Check every line of the data below for the string "Волгоградской", and copy the ones that hold it.
[start of Given entries]
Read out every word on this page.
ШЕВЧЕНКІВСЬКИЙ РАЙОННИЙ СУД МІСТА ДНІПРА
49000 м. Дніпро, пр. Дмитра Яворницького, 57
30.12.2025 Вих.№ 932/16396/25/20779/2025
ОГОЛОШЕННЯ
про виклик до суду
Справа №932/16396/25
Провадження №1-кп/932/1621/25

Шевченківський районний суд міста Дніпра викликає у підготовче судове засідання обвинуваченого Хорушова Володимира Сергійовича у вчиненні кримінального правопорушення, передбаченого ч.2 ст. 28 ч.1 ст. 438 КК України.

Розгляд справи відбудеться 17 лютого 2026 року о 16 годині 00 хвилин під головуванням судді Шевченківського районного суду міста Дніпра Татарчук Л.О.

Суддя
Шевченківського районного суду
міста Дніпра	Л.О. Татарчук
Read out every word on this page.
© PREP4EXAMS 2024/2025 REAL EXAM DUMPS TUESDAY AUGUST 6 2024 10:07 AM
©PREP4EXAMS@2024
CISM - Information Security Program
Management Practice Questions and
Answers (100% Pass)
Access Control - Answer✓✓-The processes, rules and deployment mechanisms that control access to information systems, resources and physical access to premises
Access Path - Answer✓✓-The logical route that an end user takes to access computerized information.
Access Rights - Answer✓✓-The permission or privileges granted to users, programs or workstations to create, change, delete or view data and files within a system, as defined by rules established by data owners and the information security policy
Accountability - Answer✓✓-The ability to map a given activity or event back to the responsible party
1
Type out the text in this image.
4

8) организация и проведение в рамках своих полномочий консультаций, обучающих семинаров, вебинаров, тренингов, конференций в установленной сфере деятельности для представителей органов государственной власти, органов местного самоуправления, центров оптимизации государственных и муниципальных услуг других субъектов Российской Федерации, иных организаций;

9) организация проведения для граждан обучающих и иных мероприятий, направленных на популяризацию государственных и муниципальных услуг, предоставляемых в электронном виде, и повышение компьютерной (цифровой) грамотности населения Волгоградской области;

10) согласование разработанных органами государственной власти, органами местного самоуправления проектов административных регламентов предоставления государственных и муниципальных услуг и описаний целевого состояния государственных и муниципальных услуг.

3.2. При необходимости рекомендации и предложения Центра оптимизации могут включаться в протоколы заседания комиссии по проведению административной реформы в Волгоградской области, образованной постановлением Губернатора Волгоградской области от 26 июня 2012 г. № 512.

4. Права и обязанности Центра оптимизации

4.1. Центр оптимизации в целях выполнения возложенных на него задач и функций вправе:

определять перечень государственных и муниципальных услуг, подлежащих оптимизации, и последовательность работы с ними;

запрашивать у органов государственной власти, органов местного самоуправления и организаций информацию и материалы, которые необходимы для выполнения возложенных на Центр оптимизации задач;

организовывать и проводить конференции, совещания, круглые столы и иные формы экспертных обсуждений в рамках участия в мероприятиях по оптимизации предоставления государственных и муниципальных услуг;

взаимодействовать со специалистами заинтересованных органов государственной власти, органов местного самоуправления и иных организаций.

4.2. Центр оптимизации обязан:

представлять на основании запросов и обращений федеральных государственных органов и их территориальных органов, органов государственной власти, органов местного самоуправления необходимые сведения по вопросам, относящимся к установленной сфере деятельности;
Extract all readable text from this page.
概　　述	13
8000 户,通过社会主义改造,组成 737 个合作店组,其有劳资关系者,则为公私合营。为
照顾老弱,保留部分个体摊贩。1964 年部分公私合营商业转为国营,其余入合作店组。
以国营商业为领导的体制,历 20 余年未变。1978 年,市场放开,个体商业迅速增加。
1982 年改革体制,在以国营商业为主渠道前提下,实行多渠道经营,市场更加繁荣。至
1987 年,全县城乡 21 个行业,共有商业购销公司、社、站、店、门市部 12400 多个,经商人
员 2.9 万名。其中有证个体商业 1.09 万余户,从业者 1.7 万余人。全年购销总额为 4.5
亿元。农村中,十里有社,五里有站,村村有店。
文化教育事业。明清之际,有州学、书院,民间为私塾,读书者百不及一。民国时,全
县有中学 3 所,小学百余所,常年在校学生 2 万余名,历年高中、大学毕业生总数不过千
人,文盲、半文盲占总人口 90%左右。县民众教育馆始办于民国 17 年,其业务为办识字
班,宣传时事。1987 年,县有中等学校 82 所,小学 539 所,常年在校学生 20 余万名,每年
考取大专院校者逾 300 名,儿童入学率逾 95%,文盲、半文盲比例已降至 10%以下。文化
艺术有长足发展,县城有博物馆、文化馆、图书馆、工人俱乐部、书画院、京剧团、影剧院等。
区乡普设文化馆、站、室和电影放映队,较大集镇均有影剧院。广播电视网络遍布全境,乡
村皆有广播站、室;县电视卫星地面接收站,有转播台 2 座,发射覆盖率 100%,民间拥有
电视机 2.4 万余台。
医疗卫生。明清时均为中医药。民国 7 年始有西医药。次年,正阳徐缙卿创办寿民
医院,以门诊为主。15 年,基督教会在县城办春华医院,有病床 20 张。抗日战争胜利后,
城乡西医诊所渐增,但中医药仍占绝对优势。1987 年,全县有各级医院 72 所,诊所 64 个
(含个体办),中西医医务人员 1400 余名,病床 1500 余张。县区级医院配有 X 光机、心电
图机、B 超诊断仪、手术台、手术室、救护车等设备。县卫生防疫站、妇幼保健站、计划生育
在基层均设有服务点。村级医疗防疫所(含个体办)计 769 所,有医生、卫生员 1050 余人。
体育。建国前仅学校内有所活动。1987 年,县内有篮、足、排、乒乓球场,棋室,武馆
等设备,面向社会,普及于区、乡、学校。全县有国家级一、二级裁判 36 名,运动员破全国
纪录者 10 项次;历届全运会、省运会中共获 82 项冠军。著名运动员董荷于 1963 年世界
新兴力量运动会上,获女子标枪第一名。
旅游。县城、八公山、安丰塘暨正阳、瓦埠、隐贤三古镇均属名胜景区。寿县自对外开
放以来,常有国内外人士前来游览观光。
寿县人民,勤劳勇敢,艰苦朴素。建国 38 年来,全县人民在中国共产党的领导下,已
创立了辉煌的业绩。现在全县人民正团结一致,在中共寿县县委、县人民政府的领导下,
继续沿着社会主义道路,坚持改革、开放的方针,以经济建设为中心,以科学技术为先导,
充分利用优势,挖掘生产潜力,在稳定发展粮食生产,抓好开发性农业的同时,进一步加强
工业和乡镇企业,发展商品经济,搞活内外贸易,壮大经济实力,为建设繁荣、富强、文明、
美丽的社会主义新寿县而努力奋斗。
[end of Given entries]
- Solution
9) организация проведения для граждан обучающих и иных мероприятий, направленных на популяризацию государственных и муниципальных услуг, предоставляемых в электронном виде, и повышение компьютерной (цифровой) грамотности населения Волгоградской области;
3.2. При необходимости рекомендации и предложения Центра оптимизации могут включаться в протоколы заседания комиссии по проведению административной реформы в Волгоградской области, образованной постановлением Губернатора Волгоградской области от 26 июня 2012 г. № 512.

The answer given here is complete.